• **EXERCISE**
Reproduce every entry exactly, without alteration.

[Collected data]
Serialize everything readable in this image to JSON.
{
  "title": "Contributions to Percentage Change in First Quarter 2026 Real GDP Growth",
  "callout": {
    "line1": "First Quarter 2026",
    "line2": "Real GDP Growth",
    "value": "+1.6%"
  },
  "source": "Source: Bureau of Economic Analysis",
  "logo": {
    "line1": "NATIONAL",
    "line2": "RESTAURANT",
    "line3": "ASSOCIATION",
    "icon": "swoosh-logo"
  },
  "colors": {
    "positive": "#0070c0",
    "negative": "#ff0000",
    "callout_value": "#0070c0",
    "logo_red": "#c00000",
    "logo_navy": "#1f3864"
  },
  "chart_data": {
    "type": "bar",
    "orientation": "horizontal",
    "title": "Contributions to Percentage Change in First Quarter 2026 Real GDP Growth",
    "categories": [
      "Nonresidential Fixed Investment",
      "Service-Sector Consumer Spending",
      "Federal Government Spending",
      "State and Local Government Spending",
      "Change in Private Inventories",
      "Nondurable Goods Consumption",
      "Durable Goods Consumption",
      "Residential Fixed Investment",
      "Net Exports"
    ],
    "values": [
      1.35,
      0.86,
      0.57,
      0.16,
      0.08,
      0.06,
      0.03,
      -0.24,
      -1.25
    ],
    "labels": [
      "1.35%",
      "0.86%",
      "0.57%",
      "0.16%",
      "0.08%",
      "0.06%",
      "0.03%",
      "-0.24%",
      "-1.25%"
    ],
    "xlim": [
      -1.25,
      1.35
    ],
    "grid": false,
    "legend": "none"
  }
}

• **SOLVED EXERCISE**
Serialize everything readable in this image to JSON.
{
  "title": "Contributions to Percentage Change in First Quarter 2026 Real GDP Growth",
  "callout": {
    "line1": "First Quarter 2026",
    "line2": "Real GDP Growth",
    "value": "+1.6%"
  },
  "source": "Source: Bureau of Economic Analysis",
  "logo": {
    "line1": "NATIONAL",
    "line2": "RESTAURANT",
    "line3": "ASSOCIATION",
    "icon": "swoosh-logo"
  },
  "colors": {
    "positive": "#0070c0",
    "negative": "#ff0000",
    "callout_value": "#0070c0",
    "logo_red": "#c00000",
    "logo_navy": "#1f3864"
  },
  "chart_data": {
    "type": "bar",
    "orientation": "horizontal",
    "title": "Contributions to Percentage Change in First Quarter 2026 Real GDP Growth",
    "categories": [
      "Nonresidential Fixed Investment",
      "Service-Sector Consumer Spending",
      "Federal Government Spending",
      "State and Local Government Spending",
      "Change in Private Inventories",
      "Nondurable Goods Consumption",
      "Durable Goods Consumption",
      "Residential Fixed Investment",
      "Net Exports"
    ],
    "values": [
      1.35,
      0.86,
      0.57,
      0.16,
      0.08,
      0.06,
      0.03,
      -0.24,
      -1.25
    ],
    "labels": [
      "1.35%",
      "0.86%",
      "0.57%",
      "0.16%",
      "0.08%",
      "0.06%",
      "0.03%",
      "-0.24%",
      "-1.25%"
    ],
    "xlim": [
      -1.25,
      1.35
    ],
    "grid": false,
    "legend": "none"
  }
}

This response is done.